» **Items from a dataset**:
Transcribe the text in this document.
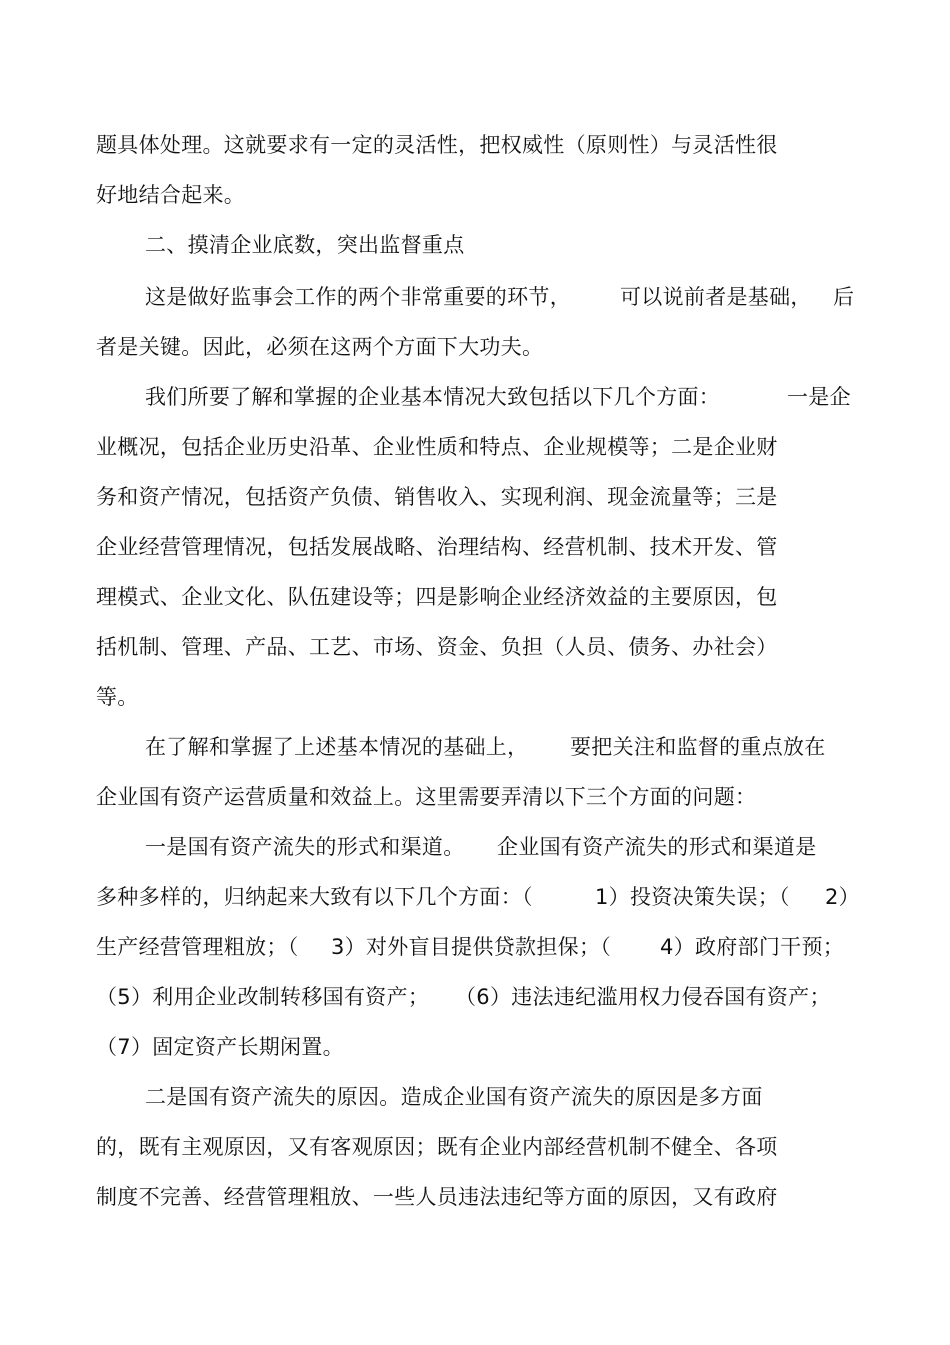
题具体处理。这就要求有一定的灵活性，把权威性（原则性）与灵活性很
好地结合起来。
二、摸清企业底数，突出监督重点
这是做好监事会工作的两个非常重要的环节， 可以说前者是基础， 后
者是关键。因此，必须在这两个方面下大功夫。
我们所要了解和掌握的企业基本情况大致包括以下几个方面：	一是企
业概况，包括企业历史沿革、企业性质和特点、企业规模等；二是企业财
务和资产情况，包括资产负债、销售收入、实现利润、现金流量等；三是
企业经营管理情况，包括发展战略、治理结构、经营机制、技术开发、管
理模式、企业文化、队伍建设等；四是影响企业经济效益的主要原因，包
括机制、管理、产品、工艺、市场、资金、负担（人员、债务、办社会）
等。
在了解和掌握了上述基本情况的基础上， 要把关注和监督的重点放在
企业国有资产运营质量和效益上。这里需要弄清以下三个方面的问题：
一是国有资产流失的形式和渠道。 企业国有资产流失的形式和渠道是
多种多样的，归纳起来大致有以下几个方面：（	1）投资决策失误；（ 2）
生产经营管理粗放；（ 3）对外盲目提供贷款担保；（ 4）政府部门干预；
（5）利用企业改制转移国有资产； （6）违法违纪滥用权力侵吞国有资产；
（7）固定资产长期闲置。
二是国有资产流失的原因。造成企业国有资产流失的原因是多方面
的，既有主观原因，又有客观原因；既有企业内部经营机制不健全、各项
制度不完善、经营管理粗放、一些人员违法违纪等方面的原因，又有政府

» **SET PROBLEM**: Can you repeat every record above exactly, apart from the pictures?

» **FINAL RESULT**:
Transcribe the text in this document.
题具体处理。这就要求有一定的灵活性，把权威性（原则性）与灵活性很
好地结合起来。
二、摸清企业底数，突出监督重点
这是做好监事会工作的两个非常重要的环节， 可以说前者是基础， 后
者是关键。因此，必须在这两个方面下大功夫。
我们所要了解和掌握的企业基本情况大致包括以下几个方面：	一是企
业概况，包括企业历史沿革、企业性质和特点、企业规模等；二是企业财
务和资产情况，包括资产负债、销售收入、实现利润、现金流量等；三是
企业经营管理情况，包括发展战略、治理结构、经营机制、技术开发、管
理模式、企业文化、队伍建设等；四是影响企业经济效益的主要原因，包
括机制、管理、产品、工艺、市场、资金、负担（人员、债务、办社会）
等。
在了解和掌握了上述基本情况的基础上， 要把关注和监督的重点放在
企业国有资产运营质量和效益上。这里需要弄清以下三个方面的问题：
一是国有资产流失的形式和渠道。 企业国有资产流失的形式和渠道是
多种多样的，归纳起来大致有以下几个方面：（	1）投资决策失误；（ 2）
生产经营管理粗放；（ 3）对外盲目提供贷款担保；（ 4）政府部门干预；
（5）利用企业改制转移国有资产； （6）违法违纪滥用权力侵吞国有资产；
（7）固定资产长期闲置。
二是国有资产流失的原因。造成企业国有资产流失的原因是多方面
的，既有主观原因，又有客观原因；既有企业内部经营机制不健全、各项
制度不完善、经营管理粗放、一些人员违法违纪等方面的原因，又有政府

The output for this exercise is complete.